— Start —

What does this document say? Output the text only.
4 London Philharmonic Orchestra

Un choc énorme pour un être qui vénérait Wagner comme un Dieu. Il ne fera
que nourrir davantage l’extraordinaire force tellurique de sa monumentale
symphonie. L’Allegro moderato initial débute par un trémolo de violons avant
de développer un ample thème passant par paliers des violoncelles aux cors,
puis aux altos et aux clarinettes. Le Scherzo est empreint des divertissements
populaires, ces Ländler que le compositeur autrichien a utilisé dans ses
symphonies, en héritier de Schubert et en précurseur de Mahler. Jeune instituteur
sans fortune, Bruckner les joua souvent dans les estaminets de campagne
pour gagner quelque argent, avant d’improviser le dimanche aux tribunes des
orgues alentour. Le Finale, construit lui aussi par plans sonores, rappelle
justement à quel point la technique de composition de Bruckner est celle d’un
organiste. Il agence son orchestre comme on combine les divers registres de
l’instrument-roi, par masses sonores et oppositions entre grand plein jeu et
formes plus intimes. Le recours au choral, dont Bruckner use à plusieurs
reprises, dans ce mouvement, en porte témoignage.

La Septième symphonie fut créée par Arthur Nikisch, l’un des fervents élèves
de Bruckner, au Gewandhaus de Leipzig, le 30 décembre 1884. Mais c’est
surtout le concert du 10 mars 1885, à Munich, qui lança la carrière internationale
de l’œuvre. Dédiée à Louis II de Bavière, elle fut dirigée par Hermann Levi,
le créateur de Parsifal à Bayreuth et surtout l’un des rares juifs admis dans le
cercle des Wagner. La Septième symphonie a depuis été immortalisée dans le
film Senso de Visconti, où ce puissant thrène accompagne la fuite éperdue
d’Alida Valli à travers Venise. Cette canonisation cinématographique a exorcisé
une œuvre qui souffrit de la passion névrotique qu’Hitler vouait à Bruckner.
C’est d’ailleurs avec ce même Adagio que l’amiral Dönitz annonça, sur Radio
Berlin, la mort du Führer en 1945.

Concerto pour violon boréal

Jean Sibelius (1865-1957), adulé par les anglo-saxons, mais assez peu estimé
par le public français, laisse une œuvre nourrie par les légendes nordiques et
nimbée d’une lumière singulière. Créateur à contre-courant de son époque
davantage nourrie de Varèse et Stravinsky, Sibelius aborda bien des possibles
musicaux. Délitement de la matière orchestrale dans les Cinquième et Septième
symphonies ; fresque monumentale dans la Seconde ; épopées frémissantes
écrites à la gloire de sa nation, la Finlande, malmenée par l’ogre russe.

— End —

■ **GOAL**
Retype every entry above, word for word.

■ **RESPONSE TO THIS EXERCISE**
What does this document say? Output the text only.
4 London Philharmonic Orchestra

Un choc énorme pour un être qui vénérait Wagner comme un Dieu. Il ne fera
que nourrir davantage l’extraordinaire force tellurique de sa monumentale
symphonie. L’Allegro moderato initial débute par un trémolo de violons avant
de développer un ample thème passant par paliers des violoncelles aux cors,
puis aux altos et aux clarinettes. Le Scherzo est empreint des divertissements
populaires, ces Ländler que le compositeur autrichien a utilisé dans ses
symphonies, en héritier de Schubert et en précurseur de Mahler. Jeune instituteur
sans fortune, Bruckner les joua souvent dans les estaminets de campagne
pour gagner quelque argent, avant d’improviser le dimanche aux tribunes des
orgues alentour. Le Finale, construit lui aussi par plans sonores, rappelle
justement à quel point la technique de composition de Bruckner est celle d’un
organiste. Il agence son orchestre comme on combine les divers registres de
l’instrument-roi, par masses sonores et oppositions entre grand plein jeu et
formes plus intimes. Le recours au choral, dont Bruckner use à plusieurs
reprises, dans ce mouvement, en porte témoignage.

La Septième symphonie fut créée par Arthur Nikisch, l’un des fervents élèves
de Bruckner, au Gewandhaus de Leipzig, le 30 décembre 1884. Mais c’est
surtout le concert du 10 mars 1885, à Munich, qui lança la carrière internationale
de l’œuvre. Dédiée à Louis II de Bavière, elle fut dirigée par Hermann Levi,
le créateur de Parsifal à Bayreuth et surtout l’un des rares juifs admis dans le
cercle des Wagner. La Septième symphonie a depuis été immortalisée dans le
film Senso de Visconti, où ce puissant thrène accompagne la fuite éperdue
d’Alida Valli à travers Venise. Cette canonisation cinématographique a exorcisé
une œuvre qui souffrit de la passion névrotique qu’Hitler vouait à Bruckner.
C’est d’ailleurs avec ce même Adagio que l’amiral Dönitz annonça, sur Radio
Berlin, la mort du Führer en 1945.

Concerto pour violon boréal

Jean Sibelius (1865-1957), adulé par les anglo-saxons, mais assez peu estimé
par le public français, laisse une œuvre nourrie par les légendes nordiques et
nimbée d’une lumière singulière. Créateur à contre-courant de son époque
davantage nourrie de Varèse et Stravinsky, Sibelius aborda bien des possibles
musicaux. Délitement de la matière orchestrale dans les Cinquième et Septième
symphonies ; fresque monumentale dans la Seconde ; épopées frémissantes
écrites à la gloire de sa nation, la Finlande, malmenée par l’ogre russe.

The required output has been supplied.